Istruzioni:
1/ Nel brano su Brasile-Uruguay, chi segna il gol del 3-1?
2/ Prosegui il brano su Brasile-Uruguay partendo dopo l'ultima frase riportata.

Tutto comincia lì, con quel rinvio di Everaldo. Siamo in pieno recupero. Rivelino ha appena segnato il gol del 3-1, spedendo il Brasile in finale e gli uruguagi a Montevideo.

 

Non potendo salvare il risultato, la Celeste prova se non altro a salvare la faccia. Si lancia subito in attacco. Tre-quattro passaggi e Luiz Cubilla si ritrova al limite destro dell’area brasiliana: cross al centro, respinta di Everaldo e palla che si avvia lentamente verso il calcio d’angolo.

 

Everaldo, che è giocatore concreto e alla concretezza deve il posto da titolare nel Brasile, si dice, più forte di sempre, non ha dubbi sul da farsi: quando il traversone di Cubilla gli si schianta sulle gambe non ci pensa due volte: corre incontro al pallone, si gira e calcia più forte che può.

Dati forniti:
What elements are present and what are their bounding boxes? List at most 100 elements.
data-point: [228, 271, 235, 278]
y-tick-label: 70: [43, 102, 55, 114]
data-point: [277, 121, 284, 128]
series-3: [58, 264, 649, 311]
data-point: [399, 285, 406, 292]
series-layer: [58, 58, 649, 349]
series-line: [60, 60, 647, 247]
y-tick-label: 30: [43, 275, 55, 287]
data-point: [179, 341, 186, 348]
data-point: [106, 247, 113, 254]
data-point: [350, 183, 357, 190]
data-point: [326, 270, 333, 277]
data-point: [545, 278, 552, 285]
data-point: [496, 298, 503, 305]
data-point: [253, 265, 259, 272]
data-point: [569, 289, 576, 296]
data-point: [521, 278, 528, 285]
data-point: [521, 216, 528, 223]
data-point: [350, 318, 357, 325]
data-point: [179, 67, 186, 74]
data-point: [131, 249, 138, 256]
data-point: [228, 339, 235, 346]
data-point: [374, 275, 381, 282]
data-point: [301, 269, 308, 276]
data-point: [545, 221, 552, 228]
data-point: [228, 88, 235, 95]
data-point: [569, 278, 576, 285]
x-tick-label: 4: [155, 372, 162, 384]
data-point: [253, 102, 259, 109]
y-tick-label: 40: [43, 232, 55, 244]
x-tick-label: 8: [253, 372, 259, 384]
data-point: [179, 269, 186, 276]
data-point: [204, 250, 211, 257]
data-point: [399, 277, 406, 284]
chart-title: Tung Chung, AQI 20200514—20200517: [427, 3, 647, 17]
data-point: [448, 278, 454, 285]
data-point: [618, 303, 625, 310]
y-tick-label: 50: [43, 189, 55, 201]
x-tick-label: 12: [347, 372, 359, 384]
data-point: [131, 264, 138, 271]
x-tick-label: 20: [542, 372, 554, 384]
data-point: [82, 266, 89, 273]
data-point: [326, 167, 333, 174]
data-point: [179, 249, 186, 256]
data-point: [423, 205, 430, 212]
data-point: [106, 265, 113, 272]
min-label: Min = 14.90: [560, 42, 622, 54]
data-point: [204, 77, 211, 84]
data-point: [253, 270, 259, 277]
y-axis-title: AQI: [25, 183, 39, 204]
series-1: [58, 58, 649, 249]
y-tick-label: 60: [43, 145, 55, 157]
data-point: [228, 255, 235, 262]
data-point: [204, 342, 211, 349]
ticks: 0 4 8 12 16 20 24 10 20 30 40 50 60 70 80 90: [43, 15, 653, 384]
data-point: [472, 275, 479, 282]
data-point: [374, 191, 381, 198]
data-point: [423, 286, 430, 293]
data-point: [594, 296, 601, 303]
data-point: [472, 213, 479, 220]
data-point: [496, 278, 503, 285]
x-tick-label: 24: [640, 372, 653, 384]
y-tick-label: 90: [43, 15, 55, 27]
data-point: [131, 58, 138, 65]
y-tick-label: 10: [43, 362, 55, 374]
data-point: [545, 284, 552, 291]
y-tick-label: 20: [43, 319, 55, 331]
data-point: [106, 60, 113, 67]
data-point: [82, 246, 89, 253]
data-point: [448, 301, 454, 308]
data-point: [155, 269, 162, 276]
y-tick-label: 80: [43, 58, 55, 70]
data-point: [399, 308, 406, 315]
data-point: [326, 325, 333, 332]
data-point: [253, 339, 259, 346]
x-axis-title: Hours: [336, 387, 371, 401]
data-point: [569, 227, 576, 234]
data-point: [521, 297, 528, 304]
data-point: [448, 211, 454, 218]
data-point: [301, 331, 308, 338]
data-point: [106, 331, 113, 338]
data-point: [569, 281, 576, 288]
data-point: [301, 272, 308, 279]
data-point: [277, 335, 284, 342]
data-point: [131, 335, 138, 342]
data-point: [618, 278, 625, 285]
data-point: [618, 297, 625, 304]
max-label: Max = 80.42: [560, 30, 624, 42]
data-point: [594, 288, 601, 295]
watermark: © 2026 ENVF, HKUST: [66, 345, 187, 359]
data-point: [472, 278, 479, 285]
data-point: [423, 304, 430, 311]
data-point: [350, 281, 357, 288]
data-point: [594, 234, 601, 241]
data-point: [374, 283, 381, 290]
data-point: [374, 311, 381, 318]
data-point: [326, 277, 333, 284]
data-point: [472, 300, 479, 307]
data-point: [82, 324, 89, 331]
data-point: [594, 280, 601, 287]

Risposte ai compiti:
1/ Rivelino.

2/
A metà campo, Jairzinho vede il sinistro del compagno cadere un po’ troppo in là. Ci arriva prima Ubinas, capitano dell’Uruguay, ma Jairzinho lo assale, e prima che l’altro possa capirci qualcosa gliel’ha già rubata.

 

A quel punto Jairzinho potrebbe anche fermarsi, aspettare, giocare con il cronometro. Lui però non è terzino, non è lì per difendere l’area e della concretezza se n’è sempre infischiato. Figuriamoci ora che gioca contro l’Uruguay. L’Urugauy che vent’anni prima scippò al Brasile il suo primo titolo mondiale, 2-1 al Maracanã, nella sua Rio de Janeiro. Di fare melina e aspettare il fischio finale non gli passa per la testa. Esita, finta un dribbling sulla sinistra, passa a Tostão, leggermente più accentrato, e corre in avanti come se fosse lui sotto di due gol a un minuto dalla fine.

 

Tostão ha spazio, avanza qualche metro sulla trequarti avversaria. Si guarda attorno, segue la discesa di Jairzinho lungo la linea laterale, ma è un bluff, perché ha già deciso che il pallone lo infilerà dalla parte opposta, verso il centro dell’area, dove dalla destra, tra un secondo o due, convergerà Pelé.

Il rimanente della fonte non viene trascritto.